**What to produce:** All lines in the data below carrying the string "brain" are to be located and copied.

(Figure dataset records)
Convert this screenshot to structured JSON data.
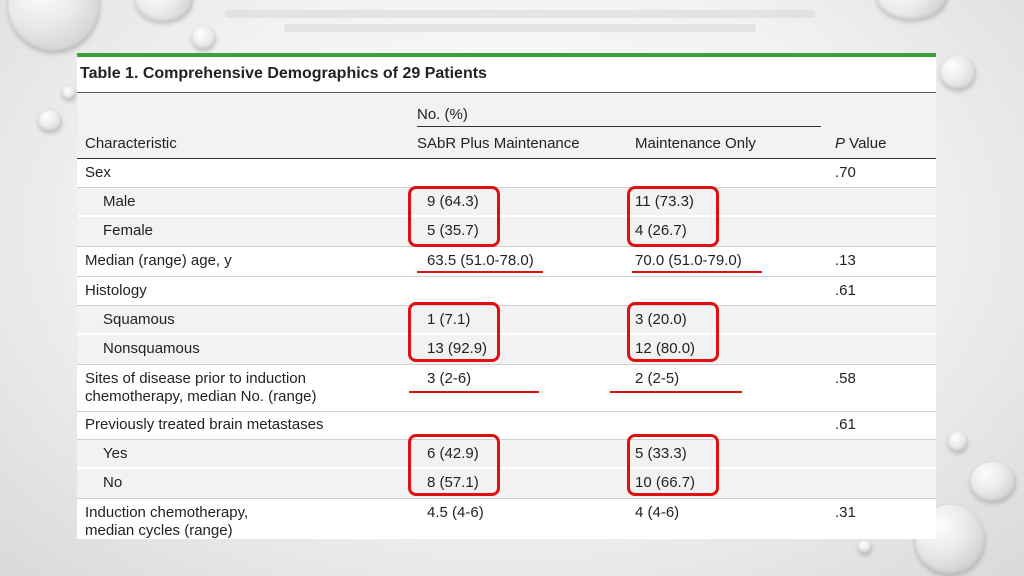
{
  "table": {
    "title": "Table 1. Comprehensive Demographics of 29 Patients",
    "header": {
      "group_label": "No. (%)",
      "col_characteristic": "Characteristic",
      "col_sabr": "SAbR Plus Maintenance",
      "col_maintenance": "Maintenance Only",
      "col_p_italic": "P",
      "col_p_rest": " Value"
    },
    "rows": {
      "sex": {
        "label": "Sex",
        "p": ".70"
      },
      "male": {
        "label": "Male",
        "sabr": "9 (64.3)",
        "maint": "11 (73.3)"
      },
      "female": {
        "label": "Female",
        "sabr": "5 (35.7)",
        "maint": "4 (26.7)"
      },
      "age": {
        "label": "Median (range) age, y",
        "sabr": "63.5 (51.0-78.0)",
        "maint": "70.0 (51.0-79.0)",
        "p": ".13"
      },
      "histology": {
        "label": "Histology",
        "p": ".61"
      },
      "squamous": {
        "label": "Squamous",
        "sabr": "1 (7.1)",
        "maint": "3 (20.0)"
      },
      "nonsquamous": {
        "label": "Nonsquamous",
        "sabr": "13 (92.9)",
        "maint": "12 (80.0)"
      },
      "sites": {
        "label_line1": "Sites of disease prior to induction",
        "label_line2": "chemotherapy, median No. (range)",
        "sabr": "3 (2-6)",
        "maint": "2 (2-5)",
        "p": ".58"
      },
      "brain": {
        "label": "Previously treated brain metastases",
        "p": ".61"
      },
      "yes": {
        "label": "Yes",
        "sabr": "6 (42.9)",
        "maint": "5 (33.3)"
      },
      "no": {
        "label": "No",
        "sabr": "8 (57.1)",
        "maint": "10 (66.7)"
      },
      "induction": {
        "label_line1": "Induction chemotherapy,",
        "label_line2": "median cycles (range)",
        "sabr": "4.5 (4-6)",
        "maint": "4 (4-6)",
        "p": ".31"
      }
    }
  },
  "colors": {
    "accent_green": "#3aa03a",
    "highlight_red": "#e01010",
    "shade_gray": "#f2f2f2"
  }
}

**Answer to this problem:**
      "brain": {
        "label": "Previously treated brain metastases",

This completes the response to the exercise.